Dataset items

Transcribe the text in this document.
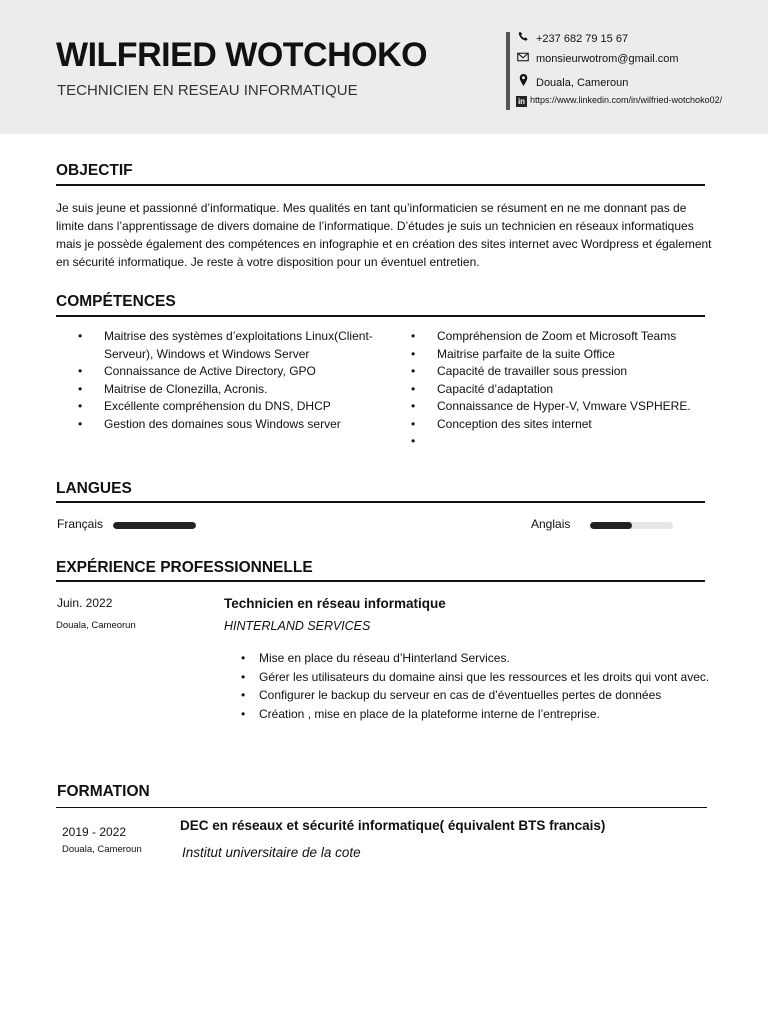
WILFRIED WOTCHOKO
TECHNICIEN EN RESEAU INFORMATIQUE
+237 682 79 15 67
monsieurwotrom@gmail.com
Douala, Cameroun
in https://www.linkedin.com/in/wilfried-wotchoko02/
OBJECTIF
Je suis jeune et passionné d’informatique. Mes qualités en tant qu’informaticien se résument en ne me donnant pas de limite dans l’apprentissage de divers domaine de l’informatique. D’études je suis un technicien en réseaux informatiques mais je possède également des compétences en infographie et en création des sites internet avec Wordpress et également en sécurité informatique. Je reste à votre disposition pour un éventuel entretien.
COMPÉTENCES
• Maitrise des systèmes d’exploitations Linux(Client-Serveur), Windows et Windows Server
• Connaissance de Active Directory, GPO
• Maitrise de Clonezilla, Acronis.
• Excéllente compréhension du DNS, DHCP
• Gestion des domaines sous Windows server
• Compréhension de Zoom et Microsoft Teams
• Maitrise parfaite de la suite Office
• Capacité de travailler sous pression
• Capacité d’adaptation
• Connaissance de Hyper-V, Vmware VSPHERE.
• Conception des sites internet
•

LANGUES
Français	Anglais
EXPÉRIENCE PROFESSIONNELLE
Juin. 2022
Douala, Cameorun
Technicien en réseau informatique
HINTERLAND SERVICES
• Mise en place du réseau d’Hinterland Services.
• Gérer les utilisateurs du domaine ainsi que les ressources et les droits qui vont avec.
• Configurer le backup du serveur en cas de d’éventuelles pertes de données
• Création , mise en place de la plateforme interne de l’entreprise.
FORMATION
2019 - 2022
Douala, Cameroun
DEC en réseaux et sécurité informatique( équivalent BTS francais)
Institut universitaire de la cote
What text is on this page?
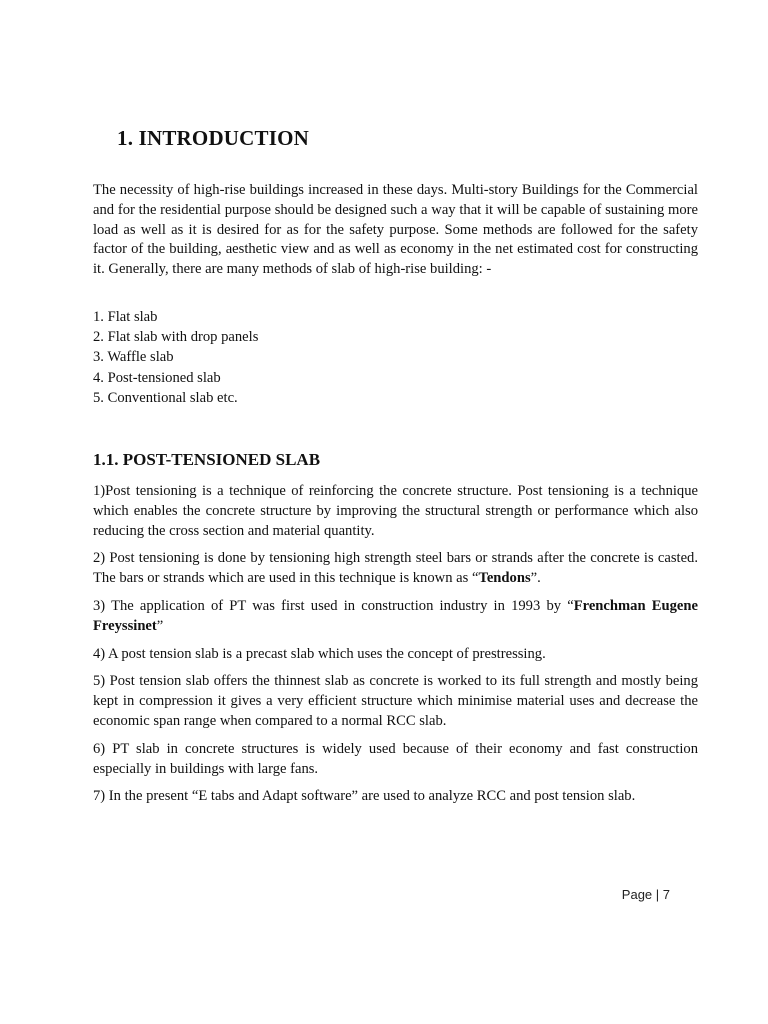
1. INTRODUCTION

The necessity of high-rise buildings increased in these days. Multi-story Buildings for the Commercial and for the residential purpose should be designed such a way that it will be capable of sustaining more load as well as it is desired for as for the safety purpose. Some methods are followed for the safety factor of the building, aesthetic view and as well as economy in the net estimated cost for constructing it. Generally, there are many methods of slab of high-rise building: -

1. Flat slab
2. Flat slab with drop panels
3. Waffle slab
4. Post-tensioned slab
5. Conventional slab etc.
1.1. POST-TENSIONED SLAB

1)Post tensioning is a technique of reinforcing the concrete structure. Post tensioning is a technique which enables the concrete structure by improving the structural strength or performance which also reducing the cross section and material quantity.

2) Post tensioning is done by tensioning high strength steel bars or strands after the concrete is casted. The bars or strands which are used in this technique is known as “Tendons”.

3) The application of PT was first used in construction industry in 1993 by “Frenchman Eugene Freyssinet”

4) A post tension slab is a precast slab which uses the concept of prestressing.

5) Post tension slab offers the thinnest slab as concrete is worked to its full strength and mostly being kept in compression it gives a very efficient structure which minimise material uses and decrease the economic span range when compared to a normal RCC slab.

6) PT slab in concrete structures is widely used because of their economy and fast construction especially in buildings with large fans.

7) In the present “E tabs and Adapt software” are used to analyze RCC and post tension slab.

Page | 7
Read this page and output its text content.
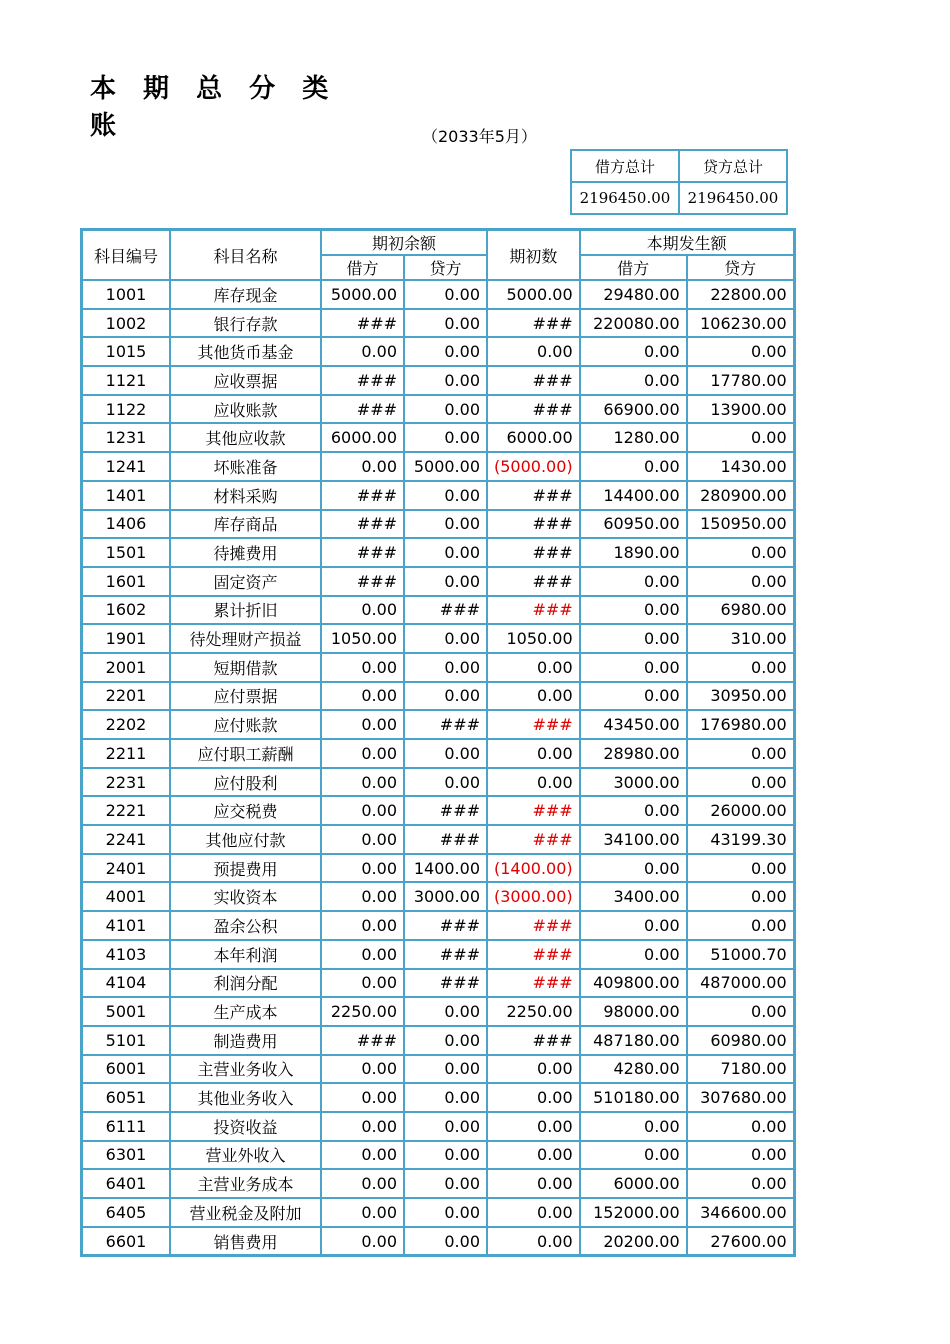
本 期 总 分 类 账	（2033年5月）
借方总计	贷方总计
2196450.00	2196450.00
科目编号	科目名称	期初余额		期初数	本期发生额	
		借方	贷方		借方	贷方
1001	库存现金	5000.00	0.00	5000.00	29480.00	22800.00
1002	银行存款	###	0.00	###	220080.00	106230.00
1015	其他货币基金	0.00	0.00	0.00	0.00	0.00
1121	应收票据	###	0.00	###	0.00	17780.00
1122	应收账款	###	0.00	###	66900.00	13900.00
1231	其他应收款	6000.00	0.00	6000.00	1280.00	0.00
1241	坏账准备	0.00	5000.00	(5000.00)	0.00	1430.00
1401	材料采购	###	0.00	###	14400.00	280900.00
1406	库存商品	###	0.00	###	60950.00	150950.00
1501	待摊费用	###	0.00	###	1890.00	0.00
1601	固定资产	###	0.00	###	0.00	0.00
1602	累计折旧	0.00	###	###	0.00	6980.00
1901	待处理财产损益	1050.00	0.00	1050.00	0.00	310.00
2001	短期借款	0.00	0.00	0.00	0.00	0.00
2201	应付票据	0.00	0.00	0.00	0.00	30950.00
2202	应付账款	0.00	###	###	43450.00	176980.00
2211	应付职工薪酬	0.00	0.00	0.00	28980.00	0.00
2231	应付股利	0.00	0.00	0.00	3000.00	0.00
2221	应交税费	0.00	###	###	0.00	26000.00
2241	其他应付款	0.00	###	###	34100.00	43199.30
2401	预提费用	0.00	1400.00	(1400.00)	0.00	0.00
4001	实收资本	0.00	3000.00	(3000.00)	3400.00	0.00
4101	盈余公积	0.00	###	###	0.00	0.00
4103	本年利润	0.00	###	###	0.00	51000.70
4104	利润分配	0.00	###	###	409800.00	487000.00
5001	生产成本	2250.00	0.00	2250.00	98000.00	0.00
5101	制造费用	###	0.00	###	487180.00	60980.00
6001	主营业务收入	0.00	0.00	0.00	4280.00	7180.00
6051	其他业务收入	0.00	0.00	0.00	510180.00	307680.00
6111	投资收益	0.00	0.00	0.00	0.00	0.00
6301	营业外收入	0.00	0.00	0.00	0.00	0.00
6401	主营业务成本	0.00	0.00	0.00	6000.00	0.00
6405	营业税金及附加	0.00	0.00	0.00	152000.00	346600.00
6601	销售费用	0.00	0.00	0.00	20200.00	27600.00
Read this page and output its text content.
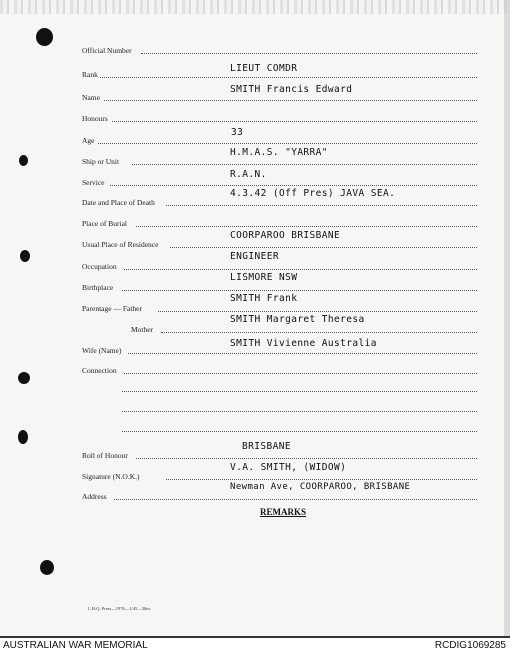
Official Number
Rank
LIEUT COMDR
Name
SMITH Francis Edward
Honours
Age
33
Ship or Unit
H.M.A.S. "YARRA"
Service
R.A.N.
Date and Place of Death
4.3.42 (Off Pres) JAVA SEA.
Place of Burial
Usual Place of Residence
COORPAROO BRISBANE
Occupation
ENGINEER
Birthplace
LISMORE NSW
Parentage — Father
SMITH Frank
Mother
SMITH Margaret Theresa
Wife (Name)
SMITH Vivienne Australia
Connection
Roll of Honour
BRISBANE
Signature (N.O.K.)
V.A. SMITH, (WIDOW)
Address
Newman Ave, COORPAROO, BRISBANE
REMARKS
L.H.Q. Press—1976—1/45—30m.
AUSTRALIAN WAR MEMORIAL	RCDIG1069285
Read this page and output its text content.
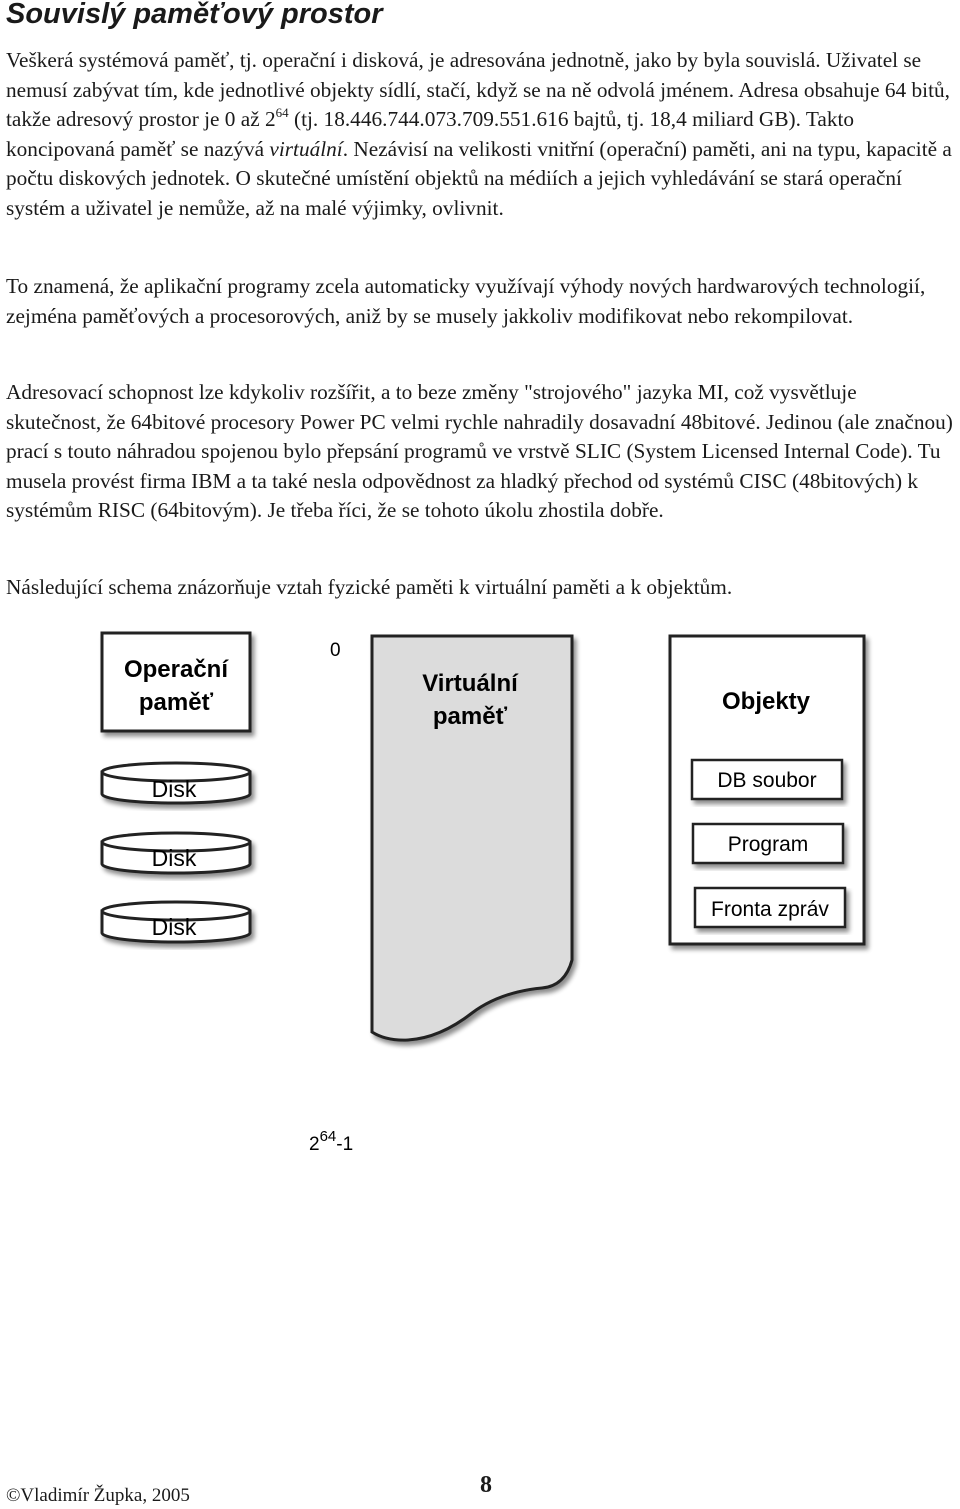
Souvislý paměťový prostor

Veškerá systémová paměť, tj. operační i disková, je adresována jednotně, jako by byla souvislá. Uživatel se nemusí zabývat tím, kde jednotlivé objekty sídlí, stačí, když se na ně odvolá jménem. Adresa obsahuje 64 bitů, takže adresový prostor je 0 až $2^{64}$ (tj. 18.446.744.073.709.551.616 bajtů, tj. 18,4 miliard GB). Takto koncipovaná paměť se nazývá virtuální. Nezávisí na velikosti vnitřní (operační) paměti, ani na typu, kapacitě a počtu diskových jednotek. O skutečné umístění objektů na médiích a jejich vyhledávání se stará operační systém a uživatel je nemůže, až na malé výjimky, ovlivnit.

To znamená, že aplikační programy zcela automaticky využívají výhody nových hardwarových technologií, zejména paměťových a procesorových, aniž by se musely jakkoliv modifikovat nebo rekompilovat.

Adresovací schopnost lze kdykoliv rozšířit, a to beze změny "strojového" jazyka MI, což vysvětluje skutečnost, že 64bitové procesory Power PC velmi rychle nahradily dosavadní 48bitové. Jedinou (ale značnou) prací s touto náhradou spojenou bylo přepsání programů ve vrstvě SLIC (System Licensed Internal Code). Tu musela provést firma IBM a ta také nesla odpovědnost za hladký přechod od systémů CISC (48bitových) k systémům RISC (64bitovým). Je třeba říci, že se tohoto úkolu zhostila dobře.

Následující schema znázorňuje vztah fyzické paměti k virtuální paměti a k objektům.

Operační
paměť
Disk
Disk
Disk
0
$2^{64}-1$
Virtuální
paměť
Objekty
DB soubor
Program
Fronta zpráv
©Vladimír Župka, 2005	8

• [Task brief]:
Track down every line of the material containing the string "internet", and copy it.

• [Result of this exercise]:
Je suis jeune et passionné d’informatique. Mes qualités en tant qu’informaticien se résument en ne me donnant pas de limite dans l’apprentissage de divers domaine de l’informatique. D’études je suis un technicien en réseaux informatiques mais je possède également des compétences en infographie et en création des sites internet avec Wordpress et également en sécurité informatique. Je reste à votre disposition pour un éventuel entretien.
• Conception des sites internet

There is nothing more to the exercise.